__STATED PROBLEM__.
State how many lines in the records contain the string "Basics" with the same capitalization, and give only the number.

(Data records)
[BEGIN]

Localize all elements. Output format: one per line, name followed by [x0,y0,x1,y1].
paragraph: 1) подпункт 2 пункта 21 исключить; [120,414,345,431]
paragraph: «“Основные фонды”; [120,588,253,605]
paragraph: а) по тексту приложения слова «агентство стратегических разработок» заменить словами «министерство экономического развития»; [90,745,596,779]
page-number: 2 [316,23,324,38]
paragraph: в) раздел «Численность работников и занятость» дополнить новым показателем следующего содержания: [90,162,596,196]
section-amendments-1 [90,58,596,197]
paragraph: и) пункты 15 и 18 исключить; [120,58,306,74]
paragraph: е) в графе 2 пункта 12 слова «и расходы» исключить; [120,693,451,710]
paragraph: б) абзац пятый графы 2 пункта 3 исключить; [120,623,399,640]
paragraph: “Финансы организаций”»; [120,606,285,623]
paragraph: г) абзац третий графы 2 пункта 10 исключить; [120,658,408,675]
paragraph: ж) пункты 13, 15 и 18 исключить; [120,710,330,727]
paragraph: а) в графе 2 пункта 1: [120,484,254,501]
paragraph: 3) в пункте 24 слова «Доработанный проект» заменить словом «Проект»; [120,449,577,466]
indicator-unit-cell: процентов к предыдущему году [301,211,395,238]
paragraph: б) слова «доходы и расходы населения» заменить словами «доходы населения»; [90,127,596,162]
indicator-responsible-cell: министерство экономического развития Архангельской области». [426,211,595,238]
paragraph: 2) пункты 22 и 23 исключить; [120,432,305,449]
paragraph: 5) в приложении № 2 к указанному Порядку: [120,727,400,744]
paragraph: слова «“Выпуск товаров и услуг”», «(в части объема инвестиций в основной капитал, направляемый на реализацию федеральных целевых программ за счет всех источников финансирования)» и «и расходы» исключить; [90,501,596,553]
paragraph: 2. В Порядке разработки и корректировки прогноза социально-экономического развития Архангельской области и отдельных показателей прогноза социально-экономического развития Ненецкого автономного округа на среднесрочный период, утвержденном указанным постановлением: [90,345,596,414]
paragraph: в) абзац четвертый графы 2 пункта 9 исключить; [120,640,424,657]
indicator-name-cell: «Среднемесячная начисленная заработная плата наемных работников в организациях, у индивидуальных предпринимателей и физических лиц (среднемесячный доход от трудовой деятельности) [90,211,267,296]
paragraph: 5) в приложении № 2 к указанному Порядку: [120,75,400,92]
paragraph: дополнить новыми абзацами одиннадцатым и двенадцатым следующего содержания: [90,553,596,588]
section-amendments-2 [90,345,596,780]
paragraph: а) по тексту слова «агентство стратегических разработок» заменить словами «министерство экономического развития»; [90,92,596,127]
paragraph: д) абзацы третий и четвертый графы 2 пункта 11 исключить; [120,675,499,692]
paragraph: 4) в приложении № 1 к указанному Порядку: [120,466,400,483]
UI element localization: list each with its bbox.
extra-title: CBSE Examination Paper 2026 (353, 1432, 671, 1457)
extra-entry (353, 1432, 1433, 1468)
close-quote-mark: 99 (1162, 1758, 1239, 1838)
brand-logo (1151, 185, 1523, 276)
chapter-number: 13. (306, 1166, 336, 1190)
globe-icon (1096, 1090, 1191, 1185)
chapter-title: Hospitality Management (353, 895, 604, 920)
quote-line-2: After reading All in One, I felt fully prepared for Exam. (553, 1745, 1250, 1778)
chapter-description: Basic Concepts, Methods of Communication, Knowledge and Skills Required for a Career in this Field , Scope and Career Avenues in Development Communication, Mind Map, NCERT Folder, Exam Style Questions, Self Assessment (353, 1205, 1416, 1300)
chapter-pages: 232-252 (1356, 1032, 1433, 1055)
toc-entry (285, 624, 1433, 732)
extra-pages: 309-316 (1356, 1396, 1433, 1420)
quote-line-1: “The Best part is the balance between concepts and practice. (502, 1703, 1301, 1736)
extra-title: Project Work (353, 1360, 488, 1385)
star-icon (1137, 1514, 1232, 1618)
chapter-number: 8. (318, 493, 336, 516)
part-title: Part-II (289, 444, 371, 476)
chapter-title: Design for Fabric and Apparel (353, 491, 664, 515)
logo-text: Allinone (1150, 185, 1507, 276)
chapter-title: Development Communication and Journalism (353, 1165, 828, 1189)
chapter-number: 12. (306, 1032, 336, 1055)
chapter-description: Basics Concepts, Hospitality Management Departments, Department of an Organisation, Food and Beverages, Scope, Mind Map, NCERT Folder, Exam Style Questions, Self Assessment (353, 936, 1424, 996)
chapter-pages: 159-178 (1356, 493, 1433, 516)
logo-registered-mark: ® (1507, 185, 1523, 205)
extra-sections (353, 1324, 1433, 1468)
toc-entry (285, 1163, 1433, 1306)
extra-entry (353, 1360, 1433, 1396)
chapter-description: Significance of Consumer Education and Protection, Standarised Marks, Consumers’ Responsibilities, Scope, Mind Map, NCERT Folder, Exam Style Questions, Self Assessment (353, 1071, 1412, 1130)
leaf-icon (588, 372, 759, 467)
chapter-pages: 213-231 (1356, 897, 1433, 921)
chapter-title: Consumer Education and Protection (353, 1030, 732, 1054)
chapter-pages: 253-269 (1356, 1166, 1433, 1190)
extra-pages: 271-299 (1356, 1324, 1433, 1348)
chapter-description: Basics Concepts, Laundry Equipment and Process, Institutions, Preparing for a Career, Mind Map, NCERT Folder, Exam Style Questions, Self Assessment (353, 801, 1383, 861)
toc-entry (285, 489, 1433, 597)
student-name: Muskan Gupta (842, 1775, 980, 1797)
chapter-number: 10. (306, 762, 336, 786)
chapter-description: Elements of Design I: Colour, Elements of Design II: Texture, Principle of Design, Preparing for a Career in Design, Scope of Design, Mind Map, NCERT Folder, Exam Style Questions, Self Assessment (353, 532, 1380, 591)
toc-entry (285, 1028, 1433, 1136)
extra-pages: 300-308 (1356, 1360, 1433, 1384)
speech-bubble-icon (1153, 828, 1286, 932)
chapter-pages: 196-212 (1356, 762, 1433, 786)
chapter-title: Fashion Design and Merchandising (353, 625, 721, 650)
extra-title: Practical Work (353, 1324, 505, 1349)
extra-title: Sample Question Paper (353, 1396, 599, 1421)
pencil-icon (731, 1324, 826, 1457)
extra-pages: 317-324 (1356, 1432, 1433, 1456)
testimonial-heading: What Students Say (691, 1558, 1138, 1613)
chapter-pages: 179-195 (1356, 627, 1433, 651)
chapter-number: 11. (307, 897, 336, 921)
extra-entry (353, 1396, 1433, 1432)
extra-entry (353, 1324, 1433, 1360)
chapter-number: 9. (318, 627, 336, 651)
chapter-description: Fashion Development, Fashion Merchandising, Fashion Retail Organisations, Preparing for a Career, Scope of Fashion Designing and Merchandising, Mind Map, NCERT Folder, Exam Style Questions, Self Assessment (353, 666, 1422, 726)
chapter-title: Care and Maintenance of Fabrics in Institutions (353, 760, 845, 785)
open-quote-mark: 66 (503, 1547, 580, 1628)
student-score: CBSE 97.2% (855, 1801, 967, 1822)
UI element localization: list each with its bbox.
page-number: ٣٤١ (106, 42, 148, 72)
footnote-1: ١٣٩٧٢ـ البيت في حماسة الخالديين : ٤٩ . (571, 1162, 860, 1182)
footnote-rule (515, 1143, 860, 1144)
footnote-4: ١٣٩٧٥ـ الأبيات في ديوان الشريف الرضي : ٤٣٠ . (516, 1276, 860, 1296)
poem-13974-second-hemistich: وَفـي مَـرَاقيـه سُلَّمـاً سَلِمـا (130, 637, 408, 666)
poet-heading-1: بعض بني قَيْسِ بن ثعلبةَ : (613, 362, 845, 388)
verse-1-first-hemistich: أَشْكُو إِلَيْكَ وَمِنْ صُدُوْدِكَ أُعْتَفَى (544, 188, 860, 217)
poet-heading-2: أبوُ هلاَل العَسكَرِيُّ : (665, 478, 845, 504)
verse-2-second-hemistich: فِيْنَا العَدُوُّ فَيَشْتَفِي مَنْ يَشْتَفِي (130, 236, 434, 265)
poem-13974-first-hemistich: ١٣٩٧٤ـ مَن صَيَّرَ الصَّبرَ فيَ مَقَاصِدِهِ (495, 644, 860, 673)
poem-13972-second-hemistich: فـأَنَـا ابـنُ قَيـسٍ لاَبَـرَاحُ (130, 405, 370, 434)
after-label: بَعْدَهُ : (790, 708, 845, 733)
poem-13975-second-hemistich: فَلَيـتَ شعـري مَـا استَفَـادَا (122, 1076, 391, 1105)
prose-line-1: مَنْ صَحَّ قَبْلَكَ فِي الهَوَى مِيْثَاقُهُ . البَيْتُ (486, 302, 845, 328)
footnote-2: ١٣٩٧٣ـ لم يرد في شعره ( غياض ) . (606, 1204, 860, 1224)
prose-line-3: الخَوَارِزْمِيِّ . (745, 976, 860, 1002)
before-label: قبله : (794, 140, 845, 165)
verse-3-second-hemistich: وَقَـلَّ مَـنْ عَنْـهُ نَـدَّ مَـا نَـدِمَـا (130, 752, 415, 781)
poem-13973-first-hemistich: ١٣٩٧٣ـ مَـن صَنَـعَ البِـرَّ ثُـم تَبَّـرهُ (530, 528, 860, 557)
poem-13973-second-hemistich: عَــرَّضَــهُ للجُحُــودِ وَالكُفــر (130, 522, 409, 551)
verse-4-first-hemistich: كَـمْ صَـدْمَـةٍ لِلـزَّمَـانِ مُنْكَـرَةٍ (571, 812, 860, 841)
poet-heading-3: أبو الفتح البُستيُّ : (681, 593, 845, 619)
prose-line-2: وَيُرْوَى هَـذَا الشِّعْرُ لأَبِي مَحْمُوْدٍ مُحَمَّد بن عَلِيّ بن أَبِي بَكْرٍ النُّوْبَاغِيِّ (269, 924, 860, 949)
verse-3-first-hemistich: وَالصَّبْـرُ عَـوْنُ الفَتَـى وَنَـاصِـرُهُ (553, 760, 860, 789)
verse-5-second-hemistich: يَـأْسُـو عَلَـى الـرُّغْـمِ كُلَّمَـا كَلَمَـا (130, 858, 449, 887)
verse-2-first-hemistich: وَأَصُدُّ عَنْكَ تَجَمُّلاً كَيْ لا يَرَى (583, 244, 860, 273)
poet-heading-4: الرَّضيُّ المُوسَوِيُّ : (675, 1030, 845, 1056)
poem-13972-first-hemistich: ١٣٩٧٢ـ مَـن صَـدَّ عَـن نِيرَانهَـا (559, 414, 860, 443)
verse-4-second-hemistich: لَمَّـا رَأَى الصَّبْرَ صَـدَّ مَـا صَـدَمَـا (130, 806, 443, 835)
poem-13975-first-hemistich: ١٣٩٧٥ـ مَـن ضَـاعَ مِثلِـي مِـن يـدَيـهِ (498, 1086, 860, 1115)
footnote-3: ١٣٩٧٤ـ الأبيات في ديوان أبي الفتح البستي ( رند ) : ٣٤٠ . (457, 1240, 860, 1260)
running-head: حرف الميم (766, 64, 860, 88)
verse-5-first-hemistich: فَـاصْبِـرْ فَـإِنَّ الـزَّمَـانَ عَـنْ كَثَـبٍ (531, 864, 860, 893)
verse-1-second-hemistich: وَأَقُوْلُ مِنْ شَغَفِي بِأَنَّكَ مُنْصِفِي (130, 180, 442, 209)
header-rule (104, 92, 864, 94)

[END]

__RESULT BELOW__.
2